- **Exercise brief**: List every line in this data where the string "Automašīnas" occurs.
start
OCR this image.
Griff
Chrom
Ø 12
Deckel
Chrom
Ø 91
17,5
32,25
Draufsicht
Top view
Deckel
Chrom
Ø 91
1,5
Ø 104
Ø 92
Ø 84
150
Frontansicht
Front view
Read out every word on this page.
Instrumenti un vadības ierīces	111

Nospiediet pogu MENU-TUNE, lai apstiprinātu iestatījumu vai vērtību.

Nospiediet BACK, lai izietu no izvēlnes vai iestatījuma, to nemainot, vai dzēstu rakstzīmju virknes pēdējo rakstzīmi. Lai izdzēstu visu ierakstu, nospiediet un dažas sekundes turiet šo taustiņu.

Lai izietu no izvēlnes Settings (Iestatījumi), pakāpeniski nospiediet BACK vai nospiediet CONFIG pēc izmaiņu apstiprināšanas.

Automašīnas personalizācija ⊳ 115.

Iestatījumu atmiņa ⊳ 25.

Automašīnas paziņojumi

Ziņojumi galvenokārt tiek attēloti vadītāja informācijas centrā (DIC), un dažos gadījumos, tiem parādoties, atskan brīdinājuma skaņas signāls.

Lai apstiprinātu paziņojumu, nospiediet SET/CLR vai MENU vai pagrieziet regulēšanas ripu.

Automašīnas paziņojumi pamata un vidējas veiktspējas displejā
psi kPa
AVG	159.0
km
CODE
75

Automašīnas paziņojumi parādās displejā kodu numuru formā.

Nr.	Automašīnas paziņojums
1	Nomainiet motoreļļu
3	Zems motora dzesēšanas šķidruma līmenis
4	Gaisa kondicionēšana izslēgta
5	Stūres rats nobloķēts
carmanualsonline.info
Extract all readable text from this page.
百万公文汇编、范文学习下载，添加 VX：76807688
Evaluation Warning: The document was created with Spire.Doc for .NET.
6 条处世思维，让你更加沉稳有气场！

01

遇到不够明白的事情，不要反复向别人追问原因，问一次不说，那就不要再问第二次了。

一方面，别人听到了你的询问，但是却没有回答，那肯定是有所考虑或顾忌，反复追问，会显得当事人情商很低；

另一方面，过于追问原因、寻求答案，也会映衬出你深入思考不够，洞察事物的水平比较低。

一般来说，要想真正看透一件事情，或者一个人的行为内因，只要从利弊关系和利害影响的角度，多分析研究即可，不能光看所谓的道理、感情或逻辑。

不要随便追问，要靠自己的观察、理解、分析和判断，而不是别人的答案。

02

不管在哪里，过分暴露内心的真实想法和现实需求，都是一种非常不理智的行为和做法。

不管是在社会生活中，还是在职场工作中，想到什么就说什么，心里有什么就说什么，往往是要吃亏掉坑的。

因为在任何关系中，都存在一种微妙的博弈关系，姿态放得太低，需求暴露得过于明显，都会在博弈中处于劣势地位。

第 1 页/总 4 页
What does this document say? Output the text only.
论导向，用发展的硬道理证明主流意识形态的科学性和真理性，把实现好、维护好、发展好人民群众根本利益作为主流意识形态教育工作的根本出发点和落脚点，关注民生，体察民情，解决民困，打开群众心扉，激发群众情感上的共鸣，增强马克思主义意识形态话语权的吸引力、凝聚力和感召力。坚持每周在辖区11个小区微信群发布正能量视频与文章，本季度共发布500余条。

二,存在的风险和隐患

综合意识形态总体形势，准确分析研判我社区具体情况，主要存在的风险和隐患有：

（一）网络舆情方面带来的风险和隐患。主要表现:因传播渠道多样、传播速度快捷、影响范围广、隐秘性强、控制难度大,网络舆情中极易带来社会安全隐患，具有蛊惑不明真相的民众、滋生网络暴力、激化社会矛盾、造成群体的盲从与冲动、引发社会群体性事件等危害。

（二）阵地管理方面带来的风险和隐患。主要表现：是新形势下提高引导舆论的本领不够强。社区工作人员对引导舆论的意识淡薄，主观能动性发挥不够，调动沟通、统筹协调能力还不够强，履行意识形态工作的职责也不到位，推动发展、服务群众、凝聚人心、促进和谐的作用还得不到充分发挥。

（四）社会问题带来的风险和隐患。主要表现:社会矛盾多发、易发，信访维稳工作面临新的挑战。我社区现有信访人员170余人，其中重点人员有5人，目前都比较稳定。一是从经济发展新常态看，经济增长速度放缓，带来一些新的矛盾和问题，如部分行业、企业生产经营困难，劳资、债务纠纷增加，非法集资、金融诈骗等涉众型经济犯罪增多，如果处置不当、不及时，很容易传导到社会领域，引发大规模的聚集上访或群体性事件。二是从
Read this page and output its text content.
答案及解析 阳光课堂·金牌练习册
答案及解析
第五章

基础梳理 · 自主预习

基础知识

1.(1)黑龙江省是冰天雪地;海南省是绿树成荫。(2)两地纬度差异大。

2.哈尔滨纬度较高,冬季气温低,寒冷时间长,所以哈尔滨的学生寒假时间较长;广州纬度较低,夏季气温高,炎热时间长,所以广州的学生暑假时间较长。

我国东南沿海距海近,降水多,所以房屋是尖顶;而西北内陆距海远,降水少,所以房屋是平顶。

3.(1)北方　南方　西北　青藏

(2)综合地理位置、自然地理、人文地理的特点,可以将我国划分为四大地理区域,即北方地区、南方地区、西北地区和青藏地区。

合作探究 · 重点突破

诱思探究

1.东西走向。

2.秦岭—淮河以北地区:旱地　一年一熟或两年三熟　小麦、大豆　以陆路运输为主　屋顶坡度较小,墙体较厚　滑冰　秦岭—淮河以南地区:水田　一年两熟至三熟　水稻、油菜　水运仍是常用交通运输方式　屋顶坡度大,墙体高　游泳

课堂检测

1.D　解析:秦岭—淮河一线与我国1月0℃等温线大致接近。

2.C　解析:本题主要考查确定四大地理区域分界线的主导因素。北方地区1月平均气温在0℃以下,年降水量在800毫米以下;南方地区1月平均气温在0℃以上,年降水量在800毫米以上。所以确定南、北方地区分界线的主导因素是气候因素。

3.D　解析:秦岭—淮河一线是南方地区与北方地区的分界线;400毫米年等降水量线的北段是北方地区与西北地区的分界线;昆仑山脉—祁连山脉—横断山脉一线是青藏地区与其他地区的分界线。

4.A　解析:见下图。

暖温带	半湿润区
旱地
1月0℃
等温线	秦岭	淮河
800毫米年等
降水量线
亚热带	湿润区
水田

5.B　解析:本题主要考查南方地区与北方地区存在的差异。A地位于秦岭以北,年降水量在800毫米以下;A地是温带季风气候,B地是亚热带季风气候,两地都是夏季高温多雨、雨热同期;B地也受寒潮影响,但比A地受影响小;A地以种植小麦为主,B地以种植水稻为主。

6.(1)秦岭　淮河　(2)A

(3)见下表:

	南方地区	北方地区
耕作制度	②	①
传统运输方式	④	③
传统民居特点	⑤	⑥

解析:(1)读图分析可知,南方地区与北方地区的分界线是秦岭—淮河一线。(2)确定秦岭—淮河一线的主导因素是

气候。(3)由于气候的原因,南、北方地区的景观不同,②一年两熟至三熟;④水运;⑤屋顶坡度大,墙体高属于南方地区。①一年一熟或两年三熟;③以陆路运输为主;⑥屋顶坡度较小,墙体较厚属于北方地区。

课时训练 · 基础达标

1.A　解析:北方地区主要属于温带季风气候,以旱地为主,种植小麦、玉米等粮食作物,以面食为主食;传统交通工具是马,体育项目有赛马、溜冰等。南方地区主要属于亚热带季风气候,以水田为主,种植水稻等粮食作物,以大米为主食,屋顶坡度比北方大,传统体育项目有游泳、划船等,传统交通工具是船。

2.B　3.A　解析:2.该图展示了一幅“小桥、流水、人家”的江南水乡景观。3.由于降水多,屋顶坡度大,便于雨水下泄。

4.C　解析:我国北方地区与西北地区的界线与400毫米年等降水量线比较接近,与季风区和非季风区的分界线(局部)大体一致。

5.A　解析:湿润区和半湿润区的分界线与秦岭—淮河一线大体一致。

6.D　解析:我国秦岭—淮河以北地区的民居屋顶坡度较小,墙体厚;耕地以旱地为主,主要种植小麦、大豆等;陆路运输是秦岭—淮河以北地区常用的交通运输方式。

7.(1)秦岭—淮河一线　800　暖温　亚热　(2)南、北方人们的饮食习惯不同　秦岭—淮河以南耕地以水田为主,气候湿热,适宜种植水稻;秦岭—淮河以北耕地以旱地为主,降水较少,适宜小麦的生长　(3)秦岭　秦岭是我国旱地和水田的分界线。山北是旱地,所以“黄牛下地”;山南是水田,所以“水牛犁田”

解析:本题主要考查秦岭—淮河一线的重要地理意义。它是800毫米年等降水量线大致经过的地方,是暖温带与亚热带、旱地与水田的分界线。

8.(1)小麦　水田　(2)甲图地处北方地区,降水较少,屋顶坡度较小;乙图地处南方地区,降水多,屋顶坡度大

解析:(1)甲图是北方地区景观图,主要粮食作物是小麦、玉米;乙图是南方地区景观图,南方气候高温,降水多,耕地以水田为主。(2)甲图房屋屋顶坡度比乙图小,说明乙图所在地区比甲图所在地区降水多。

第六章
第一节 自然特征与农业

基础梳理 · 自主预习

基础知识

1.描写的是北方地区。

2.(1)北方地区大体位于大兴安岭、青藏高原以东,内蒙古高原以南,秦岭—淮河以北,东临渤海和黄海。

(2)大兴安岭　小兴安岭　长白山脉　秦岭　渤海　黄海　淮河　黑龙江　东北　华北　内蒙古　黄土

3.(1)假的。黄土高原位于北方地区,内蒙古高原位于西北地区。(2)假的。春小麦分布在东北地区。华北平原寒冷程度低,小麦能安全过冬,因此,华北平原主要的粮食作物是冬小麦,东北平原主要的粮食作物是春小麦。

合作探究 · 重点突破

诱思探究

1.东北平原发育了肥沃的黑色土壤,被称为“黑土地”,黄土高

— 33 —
end
- **Task result**:
Automašīnas personalizācija ⊳ 115.
Automašīnas paziņojumi
Automašīnas paziņojumi pamata un vidējas veiktspējas displejā
Automašīnas paziņojumi parādās displejā kodu numuru formā.
Nr.	Automašīnas paziņojums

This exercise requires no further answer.